◆ **SOURCE EXCERPT**
Preserving the integrity of the marital relationship and the confidences exchanged between spouses is an essential part of our evidentiary code. While many are aware of the marital privilege, few understand its nuances. Here is a primer on the contours of this vital evidentiary protection.
In the Beginning
Codification of California's marital privilege is as old as the state itself. Once California joined the Union after the Mexican-American War, the Legislature passed the Practice Act of 1851, creating California's first statutory authority. Section 395 of the new law read: "A husband shall not be a witness for or against his wife, nor a wife a witness for or against her husband; nor can either, during the marriage, or afterwards, be, without the consent of the other, examined as to any communication made by one to the other during the marriage. But this exception shall not apply to an action or proceeding by one against the other."
California then adopted its first set of legal codes in 1872, giving the privilege a new home. It would apply in civil cases by virtue of section 1881(1) of the nascent Code of Civil Procedure and in criminal cases via Penal Code section 1332. (See Frederick E. Hines, Privileged Testimony of Husband and Wife in California, 19 Cal. L.Rev. 390, 391 (1931).)
Enactment of the Evidence Code
In 1965, California repealed these early sections and replaced them with the Evidence Code. There were three good reasons for reshaping the marital privilege. First, there was no reason to give a party the power to prevent his or her spouse from testifying "for" that party when that party could simply not call the spouse as a witness. (7 Cal. Law Revision Com. Rep. (1965) p. 1, reprinted in 21 West's Ann. Cal. C.C.P. (2007 ed.) foll. § 1881, p. 6.)
Second, a party's ability to prevent his or her spouse from testifying "against" that party sometimes resulted in great injustices. For example, a husband on trial for the murder of his mother-in-law and sister-in-law prevented his wife, who witnessed the murders, from testifying against him. (People v. Ward, 50 Cal.2d 702, 712-13 (1958).)
Third, the new marital privilege expanded both its scope and exceptions with greater clarity, making the privilege more useful.
In fact, when the Legislature revamped the law, it created two separate and distinct types of marital privileges:
•Regarding Testimony: The right not to testify or be called as a witness against one's spouse; and
•Regarding communications: The right not to disclose one's private marital communications
To make marital privilege easier to understand, let's use a hypothetical couple named Whitney and Perry. Whitney ("witness") is the person being asked to testify or provide information against Perry ("party").
The first part of the testimonial component of the marital privilege is the the right not to be called as a witness against one's spouse. This part of the privilege only applies in situations where someone wants Whitney to testify against Perry. It does not protect confidential information exchanged between them. Instead, Whitney has a right not to testify against Perry in any proceeding. Whitney may also refuse to be called as a witness by a party adverse to Perry "without the prior express consent of [Whitney] . . . unless the party calling [Whitney] does so in good faith without knowledge of the marital relationship." (Cal. Evid. Code §§ 970 & 971.)

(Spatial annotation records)
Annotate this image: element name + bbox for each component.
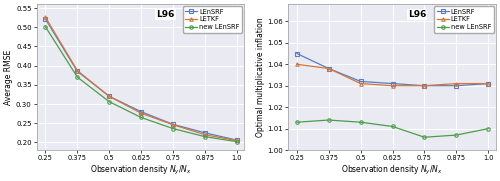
Y-axis label: Optimal multiplicative inflation: Optimal multiplicative inflation [256,17,264,137]
Y-axis label: Average RMSE: Average RMSE [4,50,13,105]
X-axis label: Observation density $N_y/N_x$: Observation density $N_y/N_x$ [341,164,443,177]
Legend: LEnSRF, LETKF, new LEnSRF: LEnSRF, LETKF, new LEnSRF [182,6,242,33]
Text: L96: L96 [408,10,426,19]
X-axis label: Observation density $N_y/N_x$: Observation density $N_y/N_x$ [90,164,192,177]
Legend: LEnSRF, LETKF, new LEnSRF: LEnSRF, LETKF, new LEnSRF [434,6,494,33]
Text: L96: L96 [156,10,174,19]
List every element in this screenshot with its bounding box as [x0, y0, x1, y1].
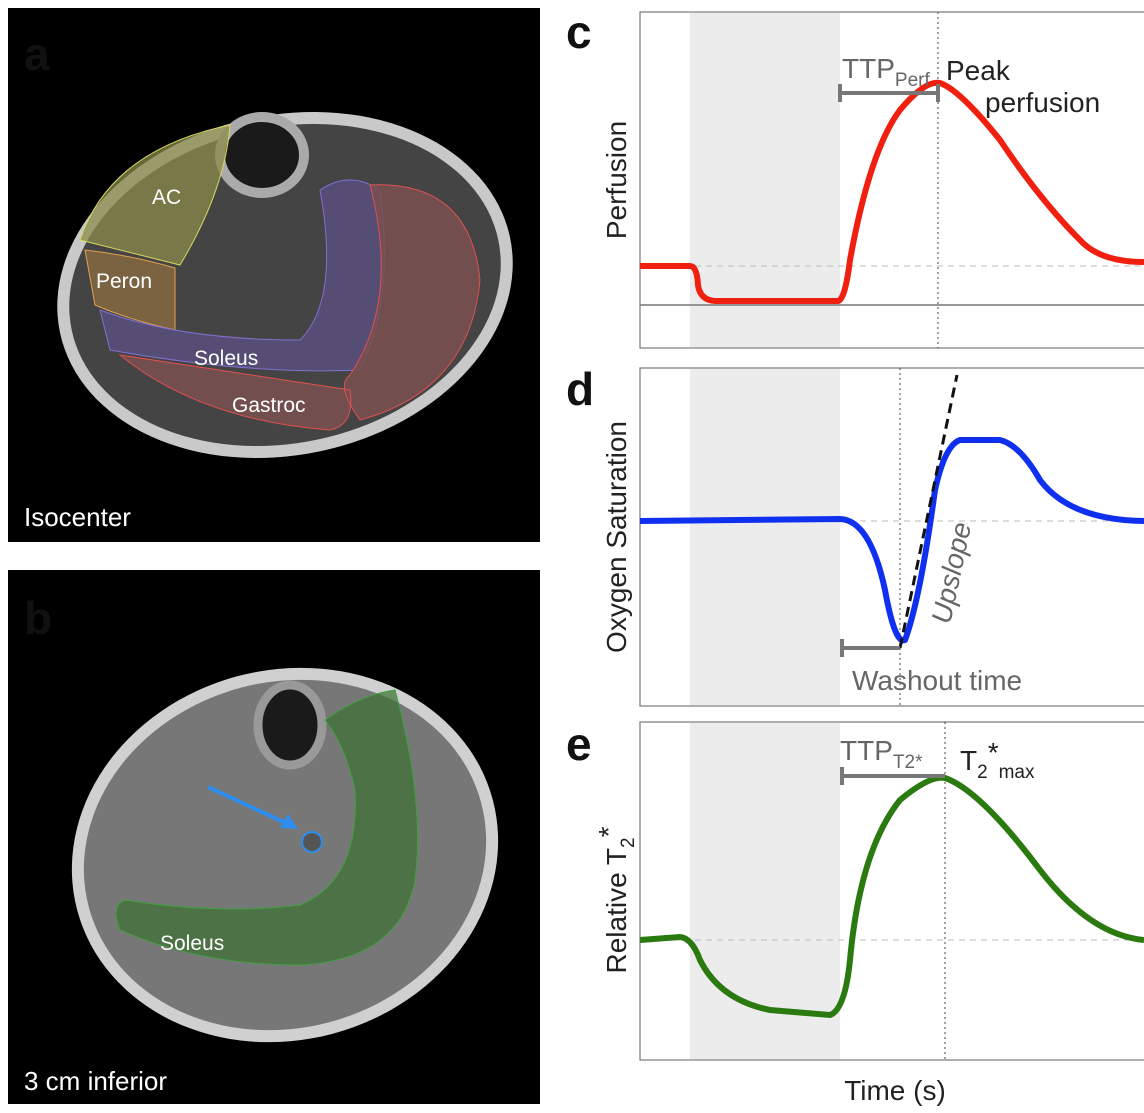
max-t: T: [960, 745, 977, 776]
x-axis-label: Time (s): [844, 1075, 946, 1106]
peak-label: perfusion: [985, 87, 1100, 118]
ttp: TTP: [840, 735, 893, 766]
peak-label: Peak: [946, 55, 1011, 86]
panel-label: d: [566, 363, 594, 415]
panel-label: a: [24, 28, 50, 80]
bone: [258, 685, 322, 765]
max-sub: 2: [977, 762, 988, 783]
region-label: Gastroc: [232, 394, 306, 417]
ttp-sub: Perf: [895, 70, 931, 91]
max-star: *: [988, 737, 999, 768]
bone: [220, 117, 304, 193]
figure: a AC Peron Soleus Gastroc Isocenter b So…: [0, 0, 1144, 1113]
washout-label: Washout time: [852, 665, 1022, 696]
panel-label: c: [566, 6, 592, 58]
caption: Isocenter: [24, 502, 131, 532]
region-label: Soleus: [194, 347, 258, 370]
y-axis-label: Perfusion: [601, 121, 632, 239]
shaded-interval: [690, 369, 840, 705]
ylabel-sub: 2: [618, 837, 639, 848]
region-label: AC: [152, 186, 181, 209]
region-label: Peron: [96, 270, 152, 293]
y-axis-label: Oxygen Saturation: [601, 421, 632, 653]
region-label: Soleus: [160, 932, 224, 955]
panel-label: b: [24, 592, 52, 644]
roi-vessel: [302, 832, 322, 852]
shaded-interval: [690, 13, 840, 347]
caption: 3 cm inferior: [24, 1066, 167, 1096]
panel-label: e: [566, 718, 592, 770]
ttp: TTP: [842, 53, 895, 84]
max-sub2: max: [999, 762, 1035, 783]
ylabel-star: *: [593, 826, 624, 837]
y-axis-label: Relative T2*: [593, 826, 639, 973]
ylabel: Relative T: [601, 848, 632, 974]
ttp-sub: T2*: [893, 752, 923, 773]
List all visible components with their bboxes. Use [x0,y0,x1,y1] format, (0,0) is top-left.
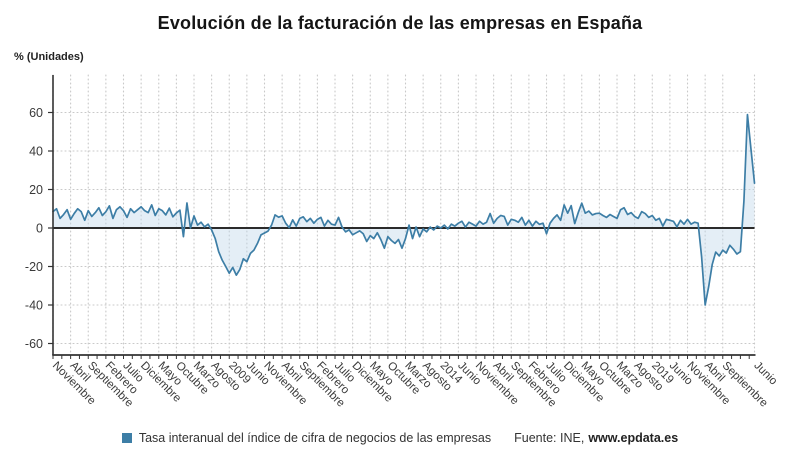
y-tick-labels: 60 40 20 0 -20 -40 -60 [25,106,43,351]
series-line [52,113,756,306]
svg-text:20: 20 [29,183,43,197]
svg-text:-60: -60 [25,337,43,351]
series-area [53,114,755,306]
y-gridlines [52,111,756,345]
source-link[interactable]: www.epdata.es [588,431,679,445]
svg-text:0: 0 [36,222,43,236]
axes [52,75,756,356]
source-prefix: Fuente: INE, [514,431,585,445]
chart-footer: Tasa interanual del índice de cifra de n… [0,431,800,445]
legend-label: Tasa interanual del índice de cifra de n… [138,431,492,445]
x-ticks [52,355,750,359]
y-axis-title: % (Unidades) [14,51,84,63]
legend-item: Tasa interanual del índice de cifra de n… [121,431,492,445]
source-note: Fuente: INE, www.epdata.es [514,431,678,445]
svg-text:-20: -20 [25,260,43,274]
svg-text:40: 40 [29,145,43,159]
x-tick-labels: NoviembreAbrilSeptiembreFebreroJulioDici… [50,360,779,410]
y-ticks [48,111,53,345]
svg-text:60: 60 [29,106,43,120]
svg-text:-40: -40 [25,299,43,313]
legend-marker-icon [121,433,132,443]
svg-text:Junio: Junio [751,360,779,388]
x-gridlines [52,74,756,356]
chart-title: Evolución de la facturación de las empre… [157,13,643,33]
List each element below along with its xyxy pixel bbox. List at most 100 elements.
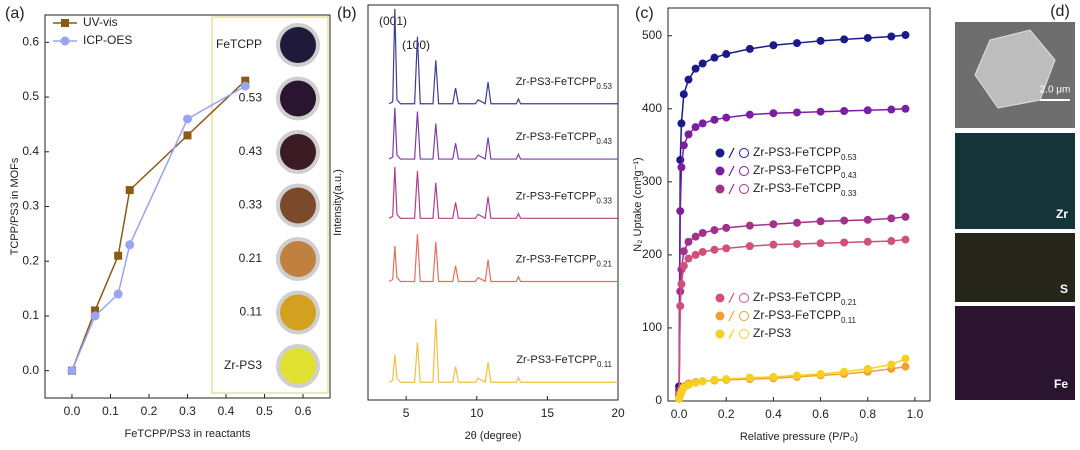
- legend-marker: [715, 293, 725, 303]
- marker: [676, 207, 685, 216]
- label-subscript: 0.33: [596, 196, 612, 205]
- marker: [887, 360, 896, 369]
- inset-label: 0.21: [239, 251, 263, 265]
- s-map: [955, 233, 1075, 302]
- marker: [887, 32, 896, 41]
- marker: [679, 141, 688, 150]
- marker: [240, 81, 250, 91]
- marker: [792, 108, 801, 117]
- marker: [901, 31, 910, 40]
- marker: [710, 245, 719, 254]
- x-axis-label: 2θ (degree): [465, 430, 522, 442]
- legend-label: Zr-PS3-FeTCPP0.33: [753, 181, 857, 197]
- marker: [863, 237, 872, 246]
- y-tick-label: 400: [642, 101, 662, 115]
- legend-label: Zr-PS3-FeTCPP0.21: [753, 290, 857, 306]
- x-tick-label: 0.5: [256, 404, 273, 418]
- label-subscript: 0.53: [596, 81, 612, 90]
- legend-slash: [728, 328, 735, 340]
- marker: [722, 223, 731, 232]
- marker: [792, 39, 801, 48]
- legend-marker: [715, 166, 725, 176]
- marker: [679, 247, 688, 256]
- marker: [90, 311, 100, 321]
- inset-label: 0.11: [240, 305, 263, 319]
- marker: [679, 261, 688, 270]
- y-tick-label: 0.5: [22, 89, 39, 103]
- legend-marker-open: [739, 329, 749, 339]
- marker: [676, 287, 685, 296]
- marker: [887, 237, 896, 246]
- map-label: Fe: [1054, 377, 1068, 391]
- marker: [722, 50, 731, 59]
- series-line: [388, 107, 618, 161]
- marker: [901, 354, 910, 363]
- marker: [183, 131, 192, 140]
- marker: [745, 44, 754, 53]
- y-axis-label: N₂ Uptake (cm³g⁻¹): [632, 157, 644, 251]
- inset-label: 0.43: [239, 144, 263, 158]
- legend-label: ICP-OES: [83, 33, 132, 47]
- series-label: Zr-PS3-FeTCPP0.21: [516, 253, 613, 268]
- label-subscript: 0.11: [841, 316, 857, 325]
- marker: [901, 212, 910, 221]
- marker: [722, 375, 731, 384]
- x-tick-label: 0.6: [295, 404, 312, 418]
- marker: [863, 215, 872, 224]
- marker: [863, 33, 872, 42]
- marker: [691, 378, 700, 387]
- marker: [684, 380, 693, 389]
- marker: [840, 238, 849, 247]
- plot-frame: [667, 7, 931, 402]
- marker: [691, 64, 700, 73]
- series-label: Zr-PS3-FeTCPP0.11: [516, 354, 612, 369]
- x-tick-label: 10: [470, 406, 484, 420]
- y-tick-label: 0.3: [22, 199, 39, 213]
- label-subscript: 0.21: [596, 259, 612, 268]
- series-line: [388, 234, 618, 283]
- marker: [91, 306, 100, 315]
- y-tick-label: 0.0: [22, 363, 39, 377]
- marker: [677, 119, 686, 128]
- panel-label: (c): [635, 5, 654, 22]
- marker: [698, 228, 707, 237]
- marker: [183, 114, 192, 124]
- label-main: Zr-PS3-FeTCPP: [516, 253, 597, 265]
- x-tick-label: 0.0: [64, 404, 81, 418]
- legend-label: Zr-PS3-FeTCPP0.11: [753, 308, 857, 324]
- marker: [698, 377, 707, 386]
- marker: [691, 123, 700, 132]
- x-axis-label: Relative pressure (P/P₀): [740, 431, 858, 443]
- label-subscript: 0.53: [841, 153, 857, 162]
- marker: [125, 186, 134, 195]
- label-main: Zr-PS3-FeTCPP: [516, 354, 597, 366]
- marker: [691, 232, 700, 241]
- x-tick-label: 0.2: [141, 404, 158, 418]
- marker: [67, 366, 77, 376]
- y-tick-label: 0.4: [22, 144, 39, 158]
- x-tick-label: 0.8: [859, 407, 876, 421]
- marker: [684, 254, 693, 263]
- x-axis-label: FeTCPP/PS3 in reactants: [125, 428, 251, 440]
- marker: [676, 302, 685, 311]
- marker: [684, 75, 693, 84]
- marker: [745, 242, 754, 251]
- panel-label: (b): [337, 5, 357, 22]
- legend-marker-open: [739, 184, 749, 194]
- x-tick-label: 1.0: [907, 407, 924, 421]
- marker: [840, 106, 849, 115]
- marker: [710, 226, 719, 235]
- marker: [125, 240, 135, 250]
- inset-label: Zr-PS3: [224, 358, 262, 372]
- series-line: [388, 166, 618, 220]
- legend-marker: [60, 36, 70, 46]
- marker: [816, 107, 825, 116]
- annotation: (001): [379, 14, 407, 28]
- legend-marker-open: [739, 293, 749, 303]
- marker: [710, 53, 719, 62]
- y-tick-label: 0.1: [22, 308, 39, 322]
- legend-marker: [715, 311, 725, 321]
- inset-label: 0.53: [239, 91, 263, 105]
- series-label: Zr-PS3-FeTCPP0.43: [516, 131, 613, 146]
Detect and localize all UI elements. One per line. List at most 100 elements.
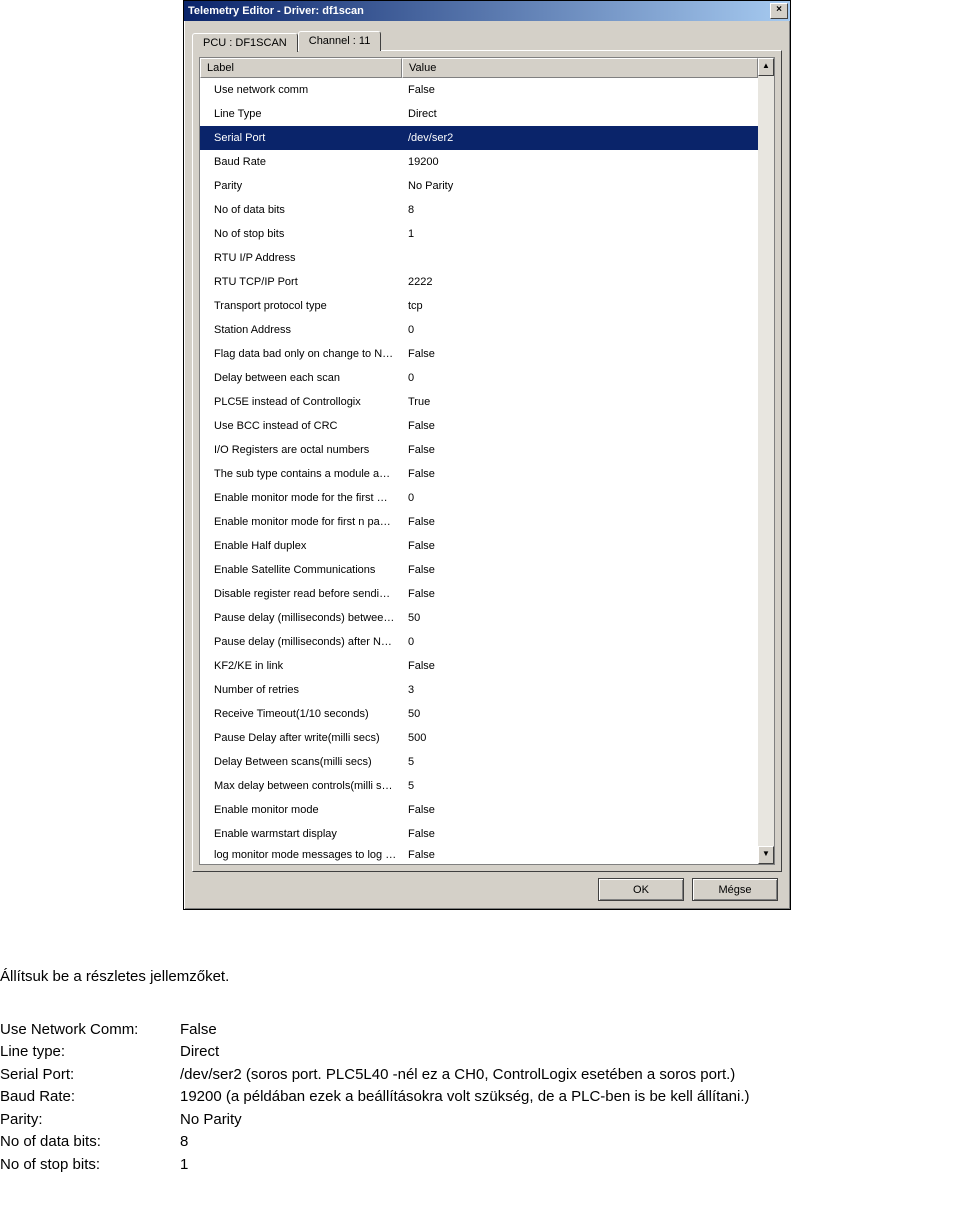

◆ **SET TASK**
Continue the primer on California's marital privilege, picking up right after its final sentence.

◆ **TASK RESPONSE**
It is important to note that Whitney, not Perry, holds the privilege. Perry cannot prevent Whitney from testifying. Also, Whitney may not refuse to testify for Perry but only when Whitney is asked to testify against Perry. So while Perry has no power to stop Whitney from testifying against Perry, Perry does have the power to make Whitney testify to help Perry. (Cal. Law Revision Com. com., 29B West's Ann. Cal. Evid. Code (2009 ed.) foll. § 970, p. 404.)
Interestingly, because Perry is not the one who holds the privilege not to be called as a witness against a spouse, opposing counsel may comment on Perry's failure to call Whitney to testify. (People v. Coleman, 71 Cal.2d 1159, 1167 (1969) overruled on other grounds by Garcia v. Superior Court, 14 Cal.4th 953 (1997).)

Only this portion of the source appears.